SHORT TASK | Pick out every line in the records that contains the string "Investments" and copy each such line in full.

═══ EXTRACTED ENTRIES

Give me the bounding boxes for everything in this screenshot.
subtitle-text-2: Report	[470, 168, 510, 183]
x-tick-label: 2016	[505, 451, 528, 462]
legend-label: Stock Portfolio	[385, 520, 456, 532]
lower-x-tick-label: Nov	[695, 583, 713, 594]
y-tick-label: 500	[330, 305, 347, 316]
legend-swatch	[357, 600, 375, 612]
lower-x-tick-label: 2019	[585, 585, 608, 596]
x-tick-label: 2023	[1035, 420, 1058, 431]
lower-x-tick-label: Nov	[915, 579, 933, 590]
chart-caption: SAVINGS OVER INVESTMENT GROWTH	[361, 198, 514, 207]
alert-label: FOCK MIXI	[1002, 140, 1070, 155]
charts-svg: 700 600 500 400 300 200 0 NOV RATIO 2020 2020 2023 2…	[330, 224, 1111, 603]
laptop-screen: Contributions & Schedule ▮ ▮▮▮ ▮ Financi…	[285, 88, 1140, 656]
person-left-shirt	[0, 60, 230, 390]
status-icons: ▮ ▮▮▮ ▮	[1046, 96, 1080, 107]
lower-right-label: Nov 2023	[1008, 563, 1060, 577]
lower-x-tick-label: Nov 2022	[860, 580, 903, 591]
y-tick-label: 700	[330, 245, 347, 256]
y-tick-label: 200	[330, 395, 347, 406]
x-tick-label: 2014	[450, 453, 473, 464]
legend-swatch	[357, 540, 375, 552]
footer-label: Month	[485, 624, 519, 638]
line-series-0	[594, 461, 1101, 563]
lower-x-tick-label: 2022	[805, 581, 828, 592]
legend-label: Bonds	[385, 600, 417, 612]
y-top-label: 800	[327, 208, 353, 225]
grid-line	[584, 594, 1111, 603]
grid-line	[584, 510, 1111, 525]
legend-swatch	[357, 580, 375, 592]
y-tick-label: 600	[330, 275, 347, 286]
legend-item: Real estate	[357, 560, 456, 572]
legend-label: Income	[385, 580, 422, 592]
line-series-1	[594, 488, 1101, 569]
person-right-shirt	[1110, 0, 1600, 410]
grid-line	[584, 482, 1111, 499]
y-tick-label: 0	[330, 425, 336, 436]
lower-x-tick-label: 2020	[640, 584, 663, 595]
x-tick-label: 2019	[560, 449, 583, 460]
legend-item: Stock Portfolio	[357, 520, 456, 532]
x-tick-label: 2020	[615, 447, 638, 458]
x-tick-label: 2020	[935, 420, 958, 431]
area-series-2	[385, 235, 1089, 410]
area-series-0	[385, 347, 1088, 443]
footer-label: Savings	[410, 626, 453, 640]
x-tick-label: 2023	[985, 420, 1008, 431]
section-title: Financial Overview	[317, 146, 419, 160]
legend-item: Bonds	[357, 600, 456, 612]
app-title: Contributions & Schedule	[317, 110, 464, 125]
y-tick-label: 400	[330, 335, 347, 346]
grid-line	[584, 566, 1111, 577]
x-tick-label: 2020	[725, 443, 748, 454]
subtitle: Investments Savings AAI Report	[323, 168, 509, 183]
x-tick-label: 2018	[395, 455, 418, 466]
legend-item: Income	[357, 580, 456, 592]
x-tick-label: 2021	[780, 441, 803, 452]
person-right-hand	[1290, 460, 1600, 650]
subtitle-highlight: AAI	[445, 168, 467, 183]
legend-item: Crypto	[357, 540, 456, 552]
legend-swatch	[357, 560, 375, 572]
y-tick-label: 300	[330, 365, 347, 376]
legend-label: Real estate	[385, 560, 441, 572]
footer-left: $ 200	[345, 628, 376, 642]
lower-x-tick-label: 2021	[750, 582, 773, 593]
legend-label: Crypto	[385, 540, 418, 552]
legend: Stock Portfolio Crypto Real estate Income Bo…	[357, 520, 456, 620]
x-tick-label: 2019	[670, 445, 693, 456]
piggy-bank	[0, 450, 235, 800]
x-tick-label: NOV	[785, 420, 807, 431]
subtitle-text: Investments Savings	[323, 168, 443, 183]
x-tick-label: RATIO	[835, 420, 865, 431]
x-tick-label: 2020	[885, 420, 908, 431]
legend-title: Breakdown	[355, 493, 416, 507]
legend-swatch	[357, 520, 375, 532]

══════
═══ EXTRACTED ENTRIES

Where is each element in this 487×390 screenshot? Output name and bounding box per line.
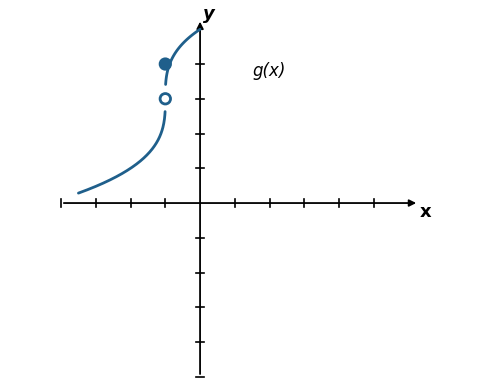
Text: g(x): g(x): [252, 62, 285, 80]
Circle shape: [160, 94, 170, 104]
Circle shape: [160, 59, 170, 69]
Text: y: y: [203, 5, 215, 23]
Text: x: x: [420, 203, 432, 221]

══════
═══ EXTRACTED ENTRIES

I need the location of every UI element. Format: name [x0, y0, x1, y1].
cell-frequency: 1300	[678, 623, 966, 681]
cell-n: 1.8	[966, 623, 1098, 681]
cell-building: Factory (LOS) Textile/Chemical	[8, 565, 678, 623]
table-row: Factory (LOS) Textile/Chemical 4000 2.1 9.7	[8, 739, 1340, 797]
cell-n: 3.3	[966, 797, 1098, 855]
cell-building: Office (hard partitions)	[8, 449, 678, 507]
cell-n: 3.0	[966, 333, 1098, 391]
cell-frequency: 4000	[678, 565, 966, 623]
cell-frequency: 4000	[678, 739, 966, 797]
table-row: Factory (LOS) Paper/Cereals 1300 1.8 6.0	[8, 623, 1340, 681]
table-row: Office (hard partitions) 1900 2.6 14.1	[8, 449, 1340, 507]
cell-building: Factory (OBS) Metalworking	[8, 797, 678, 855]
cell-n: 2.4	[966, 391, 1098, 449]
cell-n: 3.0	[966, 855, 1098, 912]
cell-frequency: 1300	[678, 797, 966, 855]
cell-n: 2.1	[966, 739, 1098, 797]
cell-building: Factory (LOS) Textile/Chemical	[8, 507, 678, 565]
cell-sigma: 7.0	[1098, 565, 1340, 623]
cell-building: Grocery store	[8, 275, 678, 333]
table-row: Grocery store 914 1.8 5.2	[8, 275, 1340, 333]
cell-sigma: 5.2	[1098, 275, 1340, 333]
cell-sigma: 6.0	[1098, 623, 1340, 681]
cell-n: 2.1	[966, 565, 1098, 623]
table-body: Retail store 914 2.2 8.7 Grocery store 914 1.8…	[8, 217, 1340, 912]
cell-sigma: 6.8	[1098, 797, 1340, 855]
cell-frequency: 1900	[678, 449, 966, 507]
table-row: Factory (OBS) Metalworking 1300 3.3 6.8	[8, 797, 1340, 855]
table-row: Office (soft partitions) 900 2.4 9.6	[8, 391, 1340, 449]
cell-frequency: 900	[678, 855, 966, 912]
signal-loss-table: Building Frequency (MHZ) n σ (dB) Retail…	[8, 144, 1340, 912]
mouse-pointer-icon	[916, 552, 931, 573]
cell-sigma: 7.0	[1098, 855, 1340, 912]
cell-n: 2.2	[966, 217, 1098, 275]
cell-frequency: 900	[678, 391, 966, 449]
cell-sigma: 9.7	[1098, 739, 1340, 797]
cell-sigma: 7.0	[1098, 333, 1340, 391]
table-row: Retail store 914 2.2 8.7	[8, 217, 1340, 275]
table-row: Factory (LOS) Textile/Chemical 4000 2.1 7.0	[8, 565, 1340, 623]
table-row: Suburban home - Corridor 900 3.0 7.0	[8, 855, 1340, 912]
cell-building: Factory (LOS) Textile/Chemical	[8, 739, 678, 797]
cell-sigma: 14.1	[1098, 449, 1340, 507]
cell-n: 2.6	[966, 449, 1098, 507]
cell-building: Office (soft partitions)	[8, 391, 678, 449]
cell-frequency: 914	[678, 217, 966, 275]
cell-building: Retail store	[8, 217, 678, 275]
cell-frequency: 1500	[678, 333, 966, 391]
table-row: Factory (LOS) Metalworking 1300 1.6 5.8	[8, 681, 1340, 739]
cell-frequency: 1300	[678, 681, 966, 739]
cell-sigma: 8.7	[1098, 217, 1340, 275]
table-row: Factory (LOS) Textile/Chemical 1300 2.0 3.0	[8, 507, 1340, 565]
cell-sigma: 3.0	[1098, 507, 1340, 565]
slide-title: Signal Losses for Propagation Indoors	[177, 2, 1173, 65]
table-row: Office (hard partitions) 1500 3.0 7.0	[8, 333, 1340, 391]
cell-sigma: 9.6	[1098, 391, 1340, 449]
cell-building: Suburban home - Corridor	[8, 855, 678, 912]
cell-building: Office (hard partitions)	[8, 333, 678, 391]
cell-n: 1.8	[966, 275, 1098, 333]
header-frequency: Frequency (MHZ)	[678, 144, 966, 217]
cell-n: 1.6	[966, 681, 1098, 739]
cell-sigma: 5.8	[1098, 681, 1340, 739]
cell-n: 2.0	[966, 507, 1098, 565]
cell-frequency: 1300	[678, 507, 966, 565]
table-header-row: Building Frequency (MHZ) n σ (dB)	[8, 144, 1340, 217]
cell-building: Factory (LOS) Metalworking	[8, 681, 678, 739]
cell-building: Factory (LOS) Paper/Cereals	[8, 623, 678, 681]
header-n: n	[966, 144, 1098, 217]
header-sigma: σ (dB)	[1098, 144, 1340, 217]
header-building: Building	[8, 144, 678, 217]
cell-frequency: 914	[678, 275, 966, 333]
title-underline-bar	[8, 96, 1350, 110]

══════

OUTPUT |
subtitle: Investments Savings AAI Report	[323, 168, 509, 183]
subtitle-text: Investments Savings	[323, 168, 443, 183]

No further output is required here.